Given problem
Print out every record exactly as it appears.

Rows
** BEGIN **
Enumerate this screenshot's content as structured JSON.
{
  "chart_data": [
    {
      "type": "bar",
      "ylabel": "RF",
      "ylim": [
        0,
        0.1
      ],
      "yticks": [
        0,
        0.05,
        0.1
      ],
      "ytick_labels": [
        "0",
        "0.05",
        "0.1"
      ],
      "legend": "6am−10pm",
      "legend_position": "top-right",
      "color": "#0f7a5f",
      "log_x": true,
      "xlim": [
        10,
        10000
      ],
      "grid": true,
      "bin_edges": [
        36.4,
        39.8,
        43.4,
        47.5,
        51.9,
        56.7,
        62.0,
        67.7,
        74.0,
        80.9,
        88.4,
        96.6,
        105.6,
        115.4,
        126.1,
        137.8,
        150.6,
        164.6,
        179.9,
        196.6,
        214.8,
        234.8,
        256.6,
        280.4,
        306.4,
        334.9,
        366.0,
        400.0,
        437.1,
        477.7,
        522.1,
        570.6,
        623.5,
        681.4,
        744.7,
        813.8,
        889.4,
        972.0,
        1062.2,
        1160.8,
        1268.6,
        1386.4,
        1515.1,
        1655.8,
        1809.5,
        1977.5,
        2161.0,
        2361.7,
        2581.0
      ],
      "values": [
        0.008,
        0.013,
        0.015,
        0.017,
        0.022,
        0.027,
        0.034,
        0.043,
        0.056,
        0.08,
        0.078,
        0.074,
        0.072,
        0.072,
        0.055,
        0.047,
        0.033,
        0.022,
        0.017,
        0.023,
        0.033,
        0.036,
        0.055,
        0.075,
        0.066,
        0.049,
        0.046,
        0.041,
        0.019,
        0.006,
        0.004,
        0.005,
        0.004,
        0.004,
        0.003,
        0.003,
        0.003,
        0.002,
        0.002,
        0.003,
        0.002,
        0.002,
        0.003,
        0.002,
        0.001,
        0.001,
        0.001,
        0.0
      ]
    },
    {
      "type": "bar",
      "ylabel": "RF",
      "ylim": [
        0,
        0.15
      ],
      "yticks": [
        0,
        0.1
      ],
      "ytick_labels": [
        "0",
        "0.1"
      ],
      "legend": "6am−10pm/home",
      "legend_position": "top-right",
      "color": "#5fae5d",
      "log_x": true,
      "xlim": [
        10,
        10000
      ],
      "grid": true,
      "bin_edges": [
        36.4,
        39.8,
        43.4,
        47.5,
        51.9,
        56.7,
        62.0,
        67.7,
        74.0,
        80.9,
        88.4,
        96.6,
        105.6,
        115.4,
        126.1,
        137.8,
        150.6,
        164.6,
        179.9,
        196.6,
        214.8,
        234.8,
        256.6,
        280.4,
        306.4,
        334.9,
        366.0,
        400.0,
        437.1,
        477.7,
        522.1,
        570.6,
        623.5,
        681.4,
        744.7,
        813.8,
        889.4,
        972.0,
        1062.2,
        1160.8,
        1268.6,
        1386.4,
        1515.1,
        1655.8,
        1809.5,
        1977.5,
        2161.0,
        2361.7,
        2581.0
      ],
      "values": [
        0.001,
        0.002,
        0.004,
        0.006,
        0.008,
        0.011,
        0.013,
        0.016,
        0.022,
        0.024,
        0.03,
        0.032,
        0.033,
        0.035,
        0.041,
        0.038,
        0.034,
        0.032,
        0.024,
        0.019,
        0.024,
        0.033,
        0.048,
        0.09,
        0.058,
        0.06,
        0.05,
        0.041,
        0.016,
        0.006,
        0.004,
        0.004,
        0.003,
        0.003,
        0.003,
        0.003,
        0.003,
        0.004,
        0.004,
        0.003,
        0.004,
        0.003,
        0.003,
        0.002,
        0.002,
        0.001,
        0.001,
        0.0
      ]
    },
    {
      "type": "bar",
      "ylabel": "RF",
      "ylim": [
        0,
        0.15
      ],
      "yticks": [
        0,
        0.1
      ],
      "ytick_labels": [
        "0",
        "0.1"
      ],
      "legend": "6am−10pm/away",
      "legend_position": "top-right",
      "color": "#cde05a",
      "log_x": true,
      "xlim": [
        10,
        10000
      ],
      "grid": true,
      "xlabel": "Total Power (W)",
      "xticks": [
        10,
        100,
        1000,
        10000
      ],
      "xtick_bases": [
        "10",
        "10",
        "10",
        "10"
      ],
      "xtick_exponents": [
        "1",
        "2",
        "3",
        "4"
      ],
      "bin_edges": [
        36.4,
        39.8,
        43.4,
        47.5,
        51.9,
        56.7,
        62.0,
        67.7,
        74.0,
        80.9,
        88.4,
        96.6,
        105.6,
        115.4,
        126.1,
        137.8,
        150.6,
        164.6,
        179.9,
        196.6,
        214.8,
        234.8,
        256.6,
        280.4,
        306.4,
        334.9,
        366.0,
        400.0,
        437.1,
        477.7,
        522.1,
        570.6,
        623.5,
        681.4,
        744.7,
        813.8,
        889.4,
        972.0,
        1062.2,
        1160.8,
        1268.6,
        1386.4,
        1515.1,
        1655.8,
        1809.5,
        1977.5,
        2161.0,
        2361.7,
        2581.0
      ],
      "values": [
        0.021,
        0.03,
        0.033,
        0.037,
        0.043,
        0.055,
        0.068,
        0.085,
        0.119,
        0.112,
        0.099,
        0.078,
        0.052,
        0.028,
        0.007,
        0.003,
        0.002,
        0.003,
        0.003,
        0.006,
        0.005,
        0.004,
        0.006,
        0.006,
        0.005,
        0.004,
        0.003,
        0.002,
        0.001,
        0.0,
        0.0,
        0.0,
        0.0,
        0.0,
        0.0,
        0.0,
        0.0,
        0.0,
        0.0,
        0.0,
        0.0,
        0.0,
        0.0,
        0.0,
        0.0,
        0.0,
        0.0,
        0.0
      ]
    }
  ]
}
** END **
Solution to this exercise
Enumerate this screenshot's content as structured JSON.
{
  "chart_data": [
    {
      "type": "bar",
      "ylabel": "RF",
      "ylim": [
        0,
        0.1
      ],
      "yticks": [
        0,
        0.05,
        0.1
      ],
      "ytick_labels": [
        "0",
        "0.05",
        "0.1"
      ],
      "legend": "6am−10pm",
      "legend_position": "top-right",
      "color": "#0f7a5f",
      "log_x": true,
      "xlim": [
        10,
        10000
      ],
      "grid": true,
      "bin_edges": [
        36.4,
        39.8,
        43.4,
        47.5,
        51.9,
        56.7,
        62.0,
        67.7,
        74.0,
        80.9,
        88.4,
        96.6,
        105.6,
        115.4,
        126.1,
        137.8,
        150.6,
        164.6,
        179.9,
        196.6,
        214.8,
        234.8,
        256.6,
        280.4,
        306.4,
        334.9,
        366.0,
        400.0,
        437.1,
        477.7,
        522.1,
        570.6,
        623.5,
        681.4,
        744.7,
        813.8,
        889.4,
        972.0,
        1062.2,
        1160.8,
        1268.6,
        1386.4,
        1515.1,
        1655.8,
        1809.5,
        1977.5,
        2161.0,
        2361.7,
        2581.0
      ],
      "values": [
        0.008,
        0.013,
        0.015,
        0.017,
        0.022,
        0.027,
        0.034,
        0.043,
        0.056,
        0.08,
        0.078,
        0.074,
        0.072,
        0.072,
        0.055,
        0.047,
        0.033,
        0.022,
        0.017,
        0.023,
        0.033,
        0.036,
        0.055,
        0.075,
        0.066,
        0.049,
        0.046,
        0.041,
        0.019,
        0.006,
        0.004,
        0.005,
        0.004,
        0.004,
        0.003,
        0.003,
        0.003,
        0.002,
        0.002,
        0.003,
        0.002,
        0.002,
        0.003,
        0.002,
        0.001,
        0.001,
        0.001,
        0.0
      ]
    },
    {
      "type": "bar",
      "ylabel": "RF",
      "ylim": [
        0,
        0.15
      ],
      "yticks": [
        0,
        0.1
      ],
      "ytick_labels": [
        "0",
        "0.1"
      ],
      "legend": "6am−10pm/home",
      "legend_position": "top-right",
      "color": "#5fae5d",
      "log_x": true,
      "xlim": [
        10,
        10000
      ],
      "grid": true,
      "bin_edges": [
        36.4,
        39.8,
        43.4,
        47.5,
        51.9,
        56.7,
        62.0,
        67.7,
        74.0,
        80.9,
        88.4,
        96.6,
        105.6,
        115.4,
        126.1,
        137.8,
        150.6,
        164.6,
        179.9,
        196.6,
        214.8,
        234.8,
        256.6,
        280.4,
        306.4,
        334.9,
        366.0,
        400.0,
        437.1,
        477.7,
        522.1,
        570.6,
        623.5,
        681.4,
        744.7,
        813.8,
        889.4,
        972.0,
        1062.2,
        1160.8,
        1268.6,
        1386.4,
        1515.1,
        1655.8,
        1809.5,
        1977.5,
        2161.0,
        2361.7,
        2581.0
      ],
      "values": [
        0.001,
        0.002,
        0.004,
        0.006,
        0.008,
        0.011,
        0.013,
        0.016,
        0.022,
        0.024,
        0.03,
        0.032,
        0.033,
        0.035,
        0.041,
        0.038,
        0.034,
        0.032,
        0.024,
        0.019,
        0.024,
        0.033,
        0.048,
        0.09,
        0.058,
        0.06,
        0.05,
        0.041,
        0.016,
        0.006,
        0.004,
        0.004,
        0.003,
        0.003,
        0.003,
        0.003,
        0.003,
        0.004,
        0.004,
        0.003,
        0.004,
        0.003,
        0.003,
        0.002,
        0.002,
        0.001,
        0.001,
        0.0
      ]
    },
    {
      "type": "bar",
      "ylabel": "RF",
      "ylim": [
        0,
        0.15
      ],
      "yticks": [
        0,
        0.1
      ],
      "ytick_labels": [
        "0",
        "0.1"
      ],
      "legend": "6am−10pm/away",
      "legend_position": "top-right",
      "color": "#cde05a",
      "log_x": true,
      "xlim": [
        10,
        10000
      ],
      "grid": true,
      "xlabel": "Total Power (W)",
      "xticks": [
        10,
        100,
        1000,
        10000
      ],
      "xtick_bases": [
        "10",
        "10",
        "10",
        "10"
      ],
      "xtick_exponents": [
        "1",
        "2",
        "3",
        "4"
      ],
      "bin_edges": [
        36.4,
        39.8,
        43.4,
        47.5,
        51.9,
        56.7,
        62.0,
        67.7,
        74.0,
        80.9,
        88.4,
        96.6,
        105.6,
        115.4,
        126.1,
        137.8,
        150.6,
        164.6,
        179.9,
        196.6,
        214.8,
        234.8,
        256.6,
        280.4,
        306.4,
        334.9,
        366.0,
        400.0,
        437.1,
        477.7,
        522.1,
        570.6,
        623.5,
        681.4,
        744.7,
        813.8,
        889.4,
        972.0,
        1062.2,
        1160.8,
        1268.6,
        1386.4,
        1515.1,
        1655.8,
        1809.5,
        1977.5,
        2161.0,
        2361.7,
        2581.0
      ],
      "values": [
        0.021,
        0.03,
        0.033,
        0.037,
        0.043,
        0.055,
        0.068,
        0.085,
        0.119,
        0.112,
        0.099,
        0.078,
        0.052,
        0.028,
        0.007,
        0.003,
        0.002,
        0.003,
        0.003,
        0.006,
        0.005,
        0.004,
        0.006,
        0.006,
        0.005,
        0.004,
        0.003,
        0.002,
        0.001,
        0.0,
        0.0,
        0.0,
        0.0,
        0.0,
        0.0,
        0.0,
        0.0,
        0.0,
        0.0,
        0.0,
        0.0,
        0.0,
        0.0,
        0.0,
        0.0,
        0.0,
        0.0,
        0.0
      ]
    }
  ]
}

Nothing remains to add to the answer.